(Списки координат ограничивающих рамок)
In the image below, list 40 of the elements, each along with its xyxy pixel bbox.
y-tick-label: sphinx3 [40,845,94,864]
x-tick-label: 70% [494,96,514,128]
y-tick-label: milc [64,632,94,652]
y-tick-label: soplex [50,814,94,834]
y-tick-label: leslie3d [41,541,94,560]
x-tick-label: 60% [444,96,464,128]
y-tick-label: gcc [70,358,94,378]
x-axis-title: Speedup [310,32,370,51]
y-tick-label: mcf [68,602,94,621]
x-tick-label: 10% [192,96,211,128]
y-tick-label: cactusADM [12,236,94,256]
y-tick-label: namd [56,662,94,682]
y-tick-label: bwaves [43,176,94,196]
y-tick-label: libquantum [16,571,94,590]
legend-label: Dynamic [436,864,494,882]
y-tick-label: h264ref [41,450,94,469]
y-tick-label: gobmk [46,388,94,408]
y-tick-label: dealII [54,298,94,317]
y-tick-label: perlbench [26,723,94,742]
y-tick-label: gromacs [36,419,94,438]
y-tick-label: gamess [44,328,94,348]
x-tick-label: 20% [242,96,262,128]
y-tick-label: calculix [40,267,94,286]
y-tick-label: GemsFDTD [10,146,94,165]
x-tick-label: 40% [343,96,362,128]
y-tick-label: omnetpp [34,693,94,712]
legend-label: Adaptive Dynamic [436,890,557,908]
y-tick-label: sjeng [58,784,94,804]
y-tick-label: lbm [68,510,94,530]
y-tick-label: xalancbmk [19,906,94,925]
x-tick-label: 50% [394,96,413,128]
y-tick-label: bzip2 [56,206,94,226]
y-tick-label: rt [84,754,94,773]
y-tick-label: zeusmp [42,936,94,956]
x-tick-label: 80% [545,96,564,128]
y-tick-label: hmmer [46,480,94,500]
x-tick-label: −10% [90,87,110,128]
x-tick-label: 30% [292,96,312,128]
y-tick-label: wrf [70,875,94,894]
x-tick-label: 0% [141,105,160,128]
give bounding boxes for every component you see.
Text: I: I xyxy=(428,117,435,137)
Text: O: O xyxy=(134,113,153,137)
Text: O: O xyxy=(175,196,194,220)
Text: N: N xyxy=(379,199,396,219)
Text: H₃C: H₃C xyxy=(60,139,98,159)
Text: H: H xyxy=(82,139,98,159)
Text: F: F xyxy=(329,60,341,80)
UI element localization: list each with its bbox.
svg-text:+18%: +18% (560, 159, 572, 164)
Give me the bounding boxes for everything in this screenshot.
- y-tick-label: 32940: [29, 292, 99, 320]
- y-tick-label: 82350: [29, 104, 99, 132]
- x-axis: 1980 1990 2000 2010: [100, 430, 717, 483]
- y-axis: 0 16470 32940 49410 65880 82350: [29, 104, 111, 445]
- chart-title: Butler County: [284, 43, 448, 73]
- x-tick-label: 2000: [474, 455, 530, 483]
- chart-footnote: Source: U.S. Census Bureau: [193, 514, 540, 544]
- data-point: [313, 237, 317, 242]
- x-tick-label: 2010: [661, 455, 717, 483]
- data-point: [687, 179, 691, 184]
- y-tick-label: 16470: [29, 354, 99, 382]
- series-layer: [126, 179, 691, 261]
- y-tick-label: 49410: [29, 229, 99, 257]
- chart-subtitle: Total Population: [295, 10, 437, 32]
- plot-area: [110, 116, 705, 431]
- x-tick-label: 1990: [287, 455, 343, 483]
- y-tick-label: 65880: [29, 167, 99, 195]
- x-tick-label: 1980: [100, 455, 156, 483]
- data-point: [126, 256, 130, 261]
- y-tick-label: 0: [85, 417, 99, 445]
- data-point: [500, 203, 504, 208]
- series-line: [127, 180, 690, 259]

ЗАДАНИЕ >>
Оформите все строки материала выше как список JSON из строк, по одной строке на каждую строку материала, без пустых строк.

ОТВЕТ К ЗАДАНИЮ >>
[
  "In the image below, list 40 of the elements, each along with its xyxy pixel bbox.",
  "y-tick-label: sphinx3 [40,845,94,864]",
  "x-tick-label: 70% [494,96,514,128]",
  "y-tick-label: milc [64,632,94,652]",
  "y-tick-label: soplex [50,814,94,834]",
  "y-tick-label: leslie3d [41,541,94,560]",
  "x-tick-label: 60% [444,96,464,128]",
  "y-tick-label: gcc [70,358,94,378]",
  "x-axis-title: Speedup [310,32,370,51]",
  "y-tick-label: mcf [68,602,94,621]",
  "x-tick-label: 10% [192,96,211,128]",
  "y-tick-label: cactusADM [12,236,94,256]",
  "y-tick-label: namd [56,662,94,682]",
  "y-tick-label: bwaves [43,176,94,196]",
  "y-tick-label: libquantum [16,571,94,590]",
  "legend-label: Dynamic [436,864,494,882]",
  "y-tick-label: h264ref [41,450,94,469]",
  "y-tick-label: gobmk [46,388,94,408]",
  "y-tick-label: dealII [54,298,94,317]",
  "y-tick-label: perlbench [26,723,94,742]",
  "y-tick-label: gromacs [36,419,94,438]",
  "y-tick-label: gamess [44,328,94,348]",
  "x-tick-label: 20% [242,96,262,128]",
  "y-tick-label: calculix [40,267,94,286]",
  "y-tick-label: GemsFDTD [10,146,94,165]",
  "x-tick-label: 40% [343,96,362,128]",
  "y-tick-label: omnetpp [34,693,94,712]",
  "legend-label: Adaptive Dynamic [436,890,557,908]",
  "y-tick-label: sjeng [58,784,94,804]",
  "y-tick-label: lbm [68,510,94,530]",
  "y-tick-label: xalancbmk [19,906,94,925]",
  "x-tick-label: 50% [394,96,413,128]",
  "y-tick-label: bzip2 [56,206,94,226]",
  "y-tick-label: rt [84,754,94,773]",
  "y-tick-label: zeusmp [42,936,94,956]",
  "x-tick-label: 80% [545,96,564,128]",
  "y-tick-label: hmmer [46,480,94,500]",
  "x-tick-label: −10% [90,87,110,128]",
  "x-tick-label: 30% [292,96,312,128]",
  "y-tick-label: wrf [70,875,94,894]",
  "x-tick-label: 0% [141,105,160,128]",
  "give bounding boxes for every component you see.",
  "Text: I: I xyxy=(428,117,435,137)",
  "Text: O: O xyxy=(134,113,153,137)",
  "Text: O: O xyxy=(175,196,194,220)",
  "Text: N: N xyxy=(379,199,396,219)",
  "Text: H₃C: H₃C xyxy=(60,139,98,159)",
  "Text: H: H xyxy=(82,139,98,159)",
  "Text: F: F xyxy=(329,60,341,80)",
  "UI element localization: list each with its bbox.",
  "svg-text:+18%: +18% (560, 159, 572, 164)",
  "Give me the bounding boxes for everything in this screenshot.",
  "- y-tick-label: 32940: [29, 292, 99, 320]",
  "- y-tick-label: 82350: [29, 104, 99, 132]",
  "- x-axis: 1980 1990 2000 2010: [100, 430, 717, 483]",
  "- y-axis: 0 16470 32940 49410 65880 82350: [29, 104, 111, 445]",
  "- chart-title: Butler County: [284, 43, 448, 73]",
  "- x-tick-label: 2000: [474, 455, 530, 483]",
  "- chart-footnote: Source: U.S. Census Bureau: [193, 514, 540, 544]",
  "- data-point: [313, 237, 317, 242]",
  "- x-tick-label: 2010: [661, 455, 717, 483]",
  "- data-point: [687, 179, 691, 184]",
  "- y-tick-label: 16470: [29, 354, 99, 382]",
  "- series-layer: [126, 179, 691, 261]",
  "- y-tick-label: 49410: [29, 229, 99, 257]",
  "- chart-subtitle: Total Population: [295, 10, 437, 32]",
  "- plot-area: [110, 116, 705, 431]",
  "- x-tick-label: 1990: [287, 455, 343, 483]",
  "- y-tick-label: 65880: [29, 167, 99, 195]",
  "- x-tick-label: 1980: [100, 455, 156, 483]",
  "- data-point: [126, 256, 130, 261]",
  "- y-tick-label: 0: [85, 417, 99, 445]",
  "- data-point: [500, 203, 504, 208]",
  "- series-line: [127, 180, 690, 259]"
]